Text excerpt:
We need to keep all this, though some parts will be edited. In applications such as this, where there is potential for it to be quite complicated, I tend to give each socket a unique identifier. To do this I have used node-uuid, so we need to import that at the top. Then within the code that runs when a new socket has connected, we assign the output of uuid.v1() to socket.id. Of course we need to let the client know that it has been given an id, so we emit an 'assigned_id' message that sends the id to the client.

var express = require('express'),
    http = require('http'),
    uuid = require ("node-uuid"),
    app = express(),
    server = http.createServer(app),
    io = require('socket.io').listen(server);
 
 
io.sockets.on('connection', function (socket) {
 
    var room = socket.handshake.headers.referer;
    console.log('JOINED', room);
    socket.join(room);
    socket.id = uuid.v1();
    
    socket.emit('assigned_id', socket.id);
 
    // Everything else goes here
});

The client-side needs to look for the emitted message and to store it within the client-side socket.

socket.on('assigned_id', function(data)  {
  console.log('assigned id' + data);
  socket.id = data;
});

Now we need to create the structure for the signaling. It starts when a client’s webcam is successfully running, it adds its stream to its own peer connection, then creates an offer. Within the callback, the peer connection is given the local description. We get the description from the callback as a parameter. This description holds all the data (as SDP) about the client, such as IP address. I will explain the exact format of the description after we have written the server; it is mostly complicated data for the browser but some of it is useful to know about. The client now needs to let the server know that it is time to send the offer to the other client. To avoid confusion, let’s call the original client c1 and the one it connects to c2. So, the server needs to send any 'received_offer' messages on to the correct socket, c2. It eventually does the same for both 'received_candidate' and 'received_answer' as well; these three are all that are needed for basic switching.

Records provided:
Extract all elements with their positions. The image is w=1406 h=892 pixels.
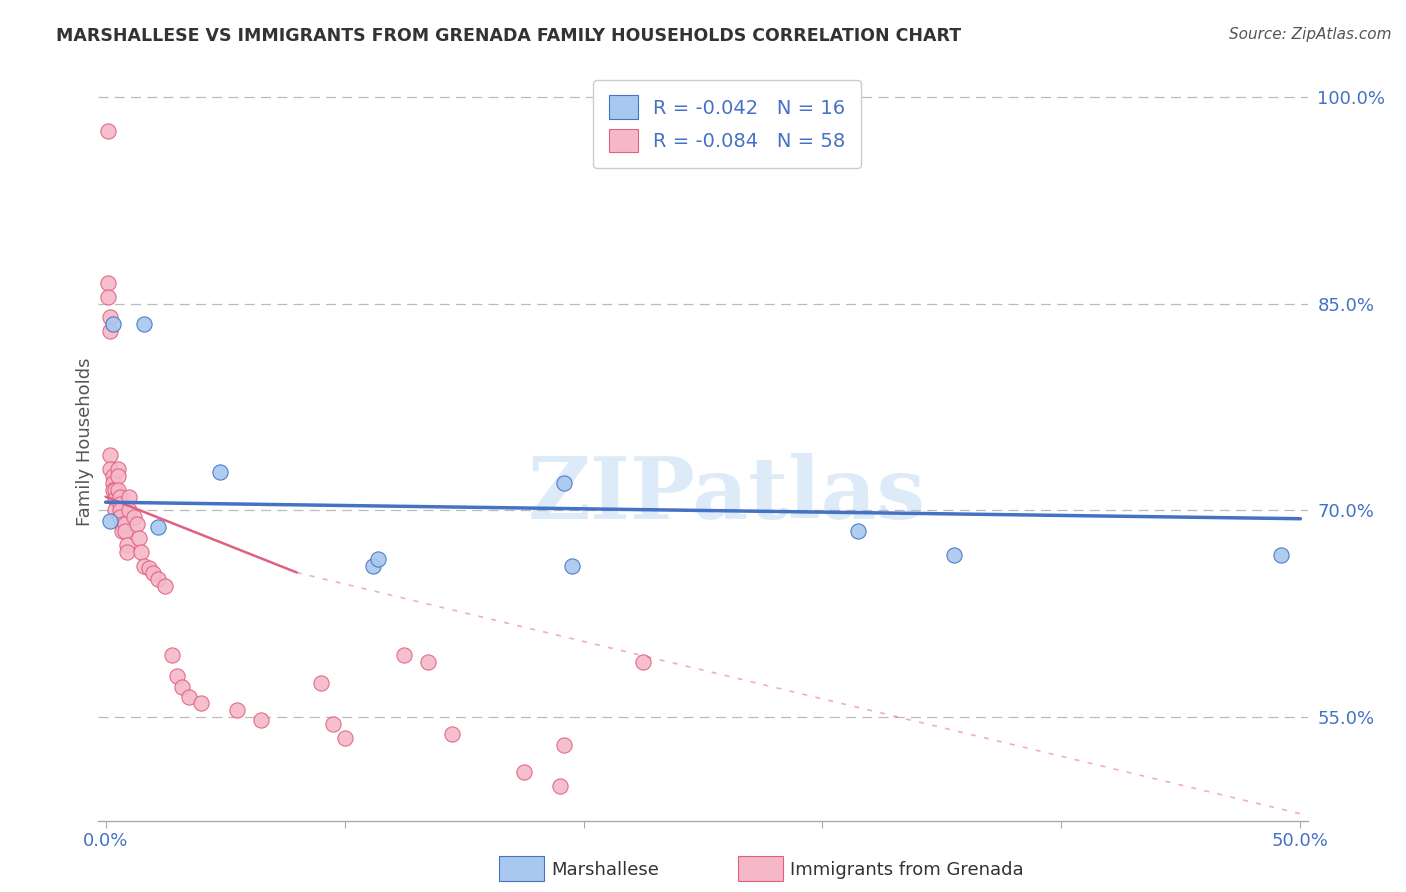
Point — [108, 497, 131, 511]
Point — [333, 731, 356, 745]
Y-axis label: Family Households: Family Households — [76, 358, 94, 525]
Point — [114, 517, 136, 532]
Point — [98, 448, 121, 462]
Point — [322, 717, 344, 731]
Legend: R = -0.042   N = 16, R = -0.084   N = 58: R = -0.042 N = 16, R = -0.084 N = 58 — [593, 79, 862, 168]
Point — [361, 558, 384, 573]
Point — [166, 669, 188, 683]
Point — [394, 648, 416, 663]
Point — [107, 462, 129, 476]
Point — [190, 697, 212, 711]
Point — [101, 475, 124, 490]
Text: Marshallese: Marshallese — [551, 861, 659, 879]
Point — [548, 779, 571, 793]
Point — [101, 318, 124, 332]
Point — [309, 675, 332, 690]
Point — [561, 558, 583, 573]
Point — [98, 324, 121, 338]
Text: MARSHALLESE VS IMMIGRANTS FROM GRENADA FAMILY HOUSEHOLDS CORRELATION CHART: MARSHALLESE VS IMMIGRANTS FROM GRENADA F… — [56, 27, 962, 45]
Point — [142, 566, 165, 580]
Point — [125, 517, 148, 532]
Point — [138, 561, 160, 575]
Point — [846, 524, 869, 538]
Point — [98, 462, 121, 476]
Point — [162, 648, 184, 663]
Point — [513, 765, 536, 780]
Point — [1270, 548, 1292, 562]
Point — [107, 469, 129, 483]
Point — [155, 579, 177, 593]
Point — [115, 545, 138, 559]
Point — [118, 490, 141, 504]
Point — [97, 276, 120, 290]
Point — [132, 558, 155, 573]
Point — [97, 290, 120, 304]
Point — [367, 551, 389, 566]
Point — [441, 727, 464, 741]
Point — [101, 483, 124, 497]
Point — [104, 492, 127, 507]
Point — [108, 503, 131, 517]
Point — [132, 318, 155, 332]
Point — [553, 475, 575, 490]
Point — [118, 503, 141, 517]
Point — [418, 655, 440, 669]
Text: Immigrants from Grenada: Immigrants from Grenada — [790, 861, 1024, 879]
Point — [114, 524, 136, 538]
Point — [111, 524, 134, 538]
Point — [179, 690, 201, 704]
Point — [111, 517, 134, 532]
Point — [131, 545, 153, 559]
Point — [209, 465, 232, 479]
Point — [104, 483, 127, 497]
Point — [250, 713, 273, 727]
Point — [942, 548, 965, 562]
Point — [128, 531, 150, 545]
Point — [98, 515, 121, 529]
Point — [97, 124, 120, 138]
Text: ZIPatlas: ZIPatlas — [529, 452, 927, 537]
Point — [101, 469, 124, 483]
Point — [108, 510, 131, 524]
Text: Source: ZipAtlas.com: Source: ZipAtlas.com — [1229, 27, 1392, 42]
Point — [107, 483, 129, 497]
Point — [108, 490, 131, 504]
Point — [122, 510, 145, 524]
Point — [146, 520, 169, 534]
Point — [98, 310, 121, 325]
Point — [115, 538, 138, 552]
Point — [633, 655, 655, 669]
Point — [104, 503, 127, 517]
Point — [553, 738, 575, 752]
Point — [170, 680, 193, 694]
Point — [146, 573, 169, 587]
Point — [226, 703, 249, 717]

==

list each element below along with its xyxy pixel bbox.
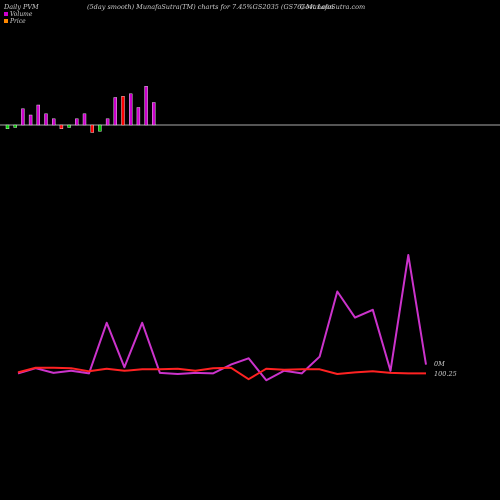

==

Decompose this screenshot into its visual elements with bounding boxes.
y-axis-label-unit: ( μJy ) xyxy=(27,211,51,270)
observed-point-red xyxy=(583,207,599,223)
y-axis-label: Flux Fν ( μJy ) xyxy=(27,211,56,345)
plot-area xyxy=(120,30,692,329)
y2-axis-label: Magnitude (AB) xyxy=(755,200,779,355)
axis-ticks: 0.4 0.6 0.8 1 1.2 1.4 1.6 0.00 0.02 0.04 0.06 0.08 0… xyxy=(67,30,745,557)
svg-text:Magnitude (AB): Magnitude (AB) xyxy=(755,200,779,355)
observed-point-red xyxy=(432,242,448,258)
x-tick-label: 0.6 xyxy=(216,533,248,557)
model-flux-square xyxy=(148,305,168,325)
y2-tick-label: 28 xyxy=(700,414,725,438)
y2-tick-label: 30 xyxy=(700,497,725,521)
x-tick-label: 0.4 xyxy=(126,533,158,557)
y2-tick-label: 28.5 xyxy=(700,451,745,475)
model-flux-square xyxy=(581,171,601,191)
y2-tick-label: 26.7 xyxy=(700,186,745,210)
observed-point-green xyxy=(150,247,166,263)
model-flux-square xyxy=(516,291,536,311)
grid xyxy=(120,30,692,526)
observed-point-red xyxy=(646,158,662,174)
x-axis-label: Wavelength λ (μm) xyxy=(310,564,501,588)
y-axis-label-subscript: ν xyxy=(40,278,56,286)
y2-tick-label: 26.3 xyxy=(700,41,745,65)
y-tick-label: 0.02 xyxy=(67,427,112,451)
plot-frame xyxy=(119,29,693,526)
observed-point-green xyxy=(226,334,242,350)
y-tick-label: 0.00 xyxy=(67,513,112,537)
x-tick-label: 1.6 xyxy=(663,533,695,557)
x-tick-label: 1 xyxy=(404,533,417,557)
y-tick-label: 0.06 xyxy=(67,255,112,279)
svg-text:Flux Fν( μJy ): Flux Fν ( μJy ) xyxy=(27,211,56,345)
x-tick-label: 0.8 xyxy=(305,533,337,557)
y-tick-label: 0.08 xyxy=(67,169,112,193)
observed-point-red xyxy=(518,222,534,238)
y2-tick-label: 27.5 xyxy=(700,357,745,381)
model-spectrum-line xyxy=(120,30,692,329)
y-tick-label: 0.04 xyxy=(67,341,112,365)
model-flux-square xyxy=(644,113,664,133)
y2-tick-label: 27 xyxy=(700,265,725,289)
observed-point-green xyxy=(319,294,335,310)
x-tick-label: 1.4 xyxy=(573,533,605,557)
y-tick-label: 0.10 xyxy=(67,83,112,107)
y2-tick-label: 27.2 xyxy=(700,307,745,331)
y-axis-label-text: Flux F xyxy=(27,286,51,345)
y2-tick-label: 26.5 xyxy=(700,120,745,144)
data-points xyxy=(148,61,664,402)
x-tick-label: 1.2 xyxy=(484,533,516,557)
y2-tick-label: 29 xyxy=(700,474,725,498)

Your tasks:
[1] Copy the text excerpt from "socket.emit('a" to "the client-side socket.", swapping "client-side" for "browser-side".
[2] In the text excerpt, the output of which function is assigned to socket.id?
The items are separate material, apart from the text excerpt.

Solution set:
[1]
socket.emit('assigned_id', socket.id);
 
    // Everything else goes here
});

The browser-side needs to look for the emitted message and to store it within the browser-side socket.

[2] uuid.v1()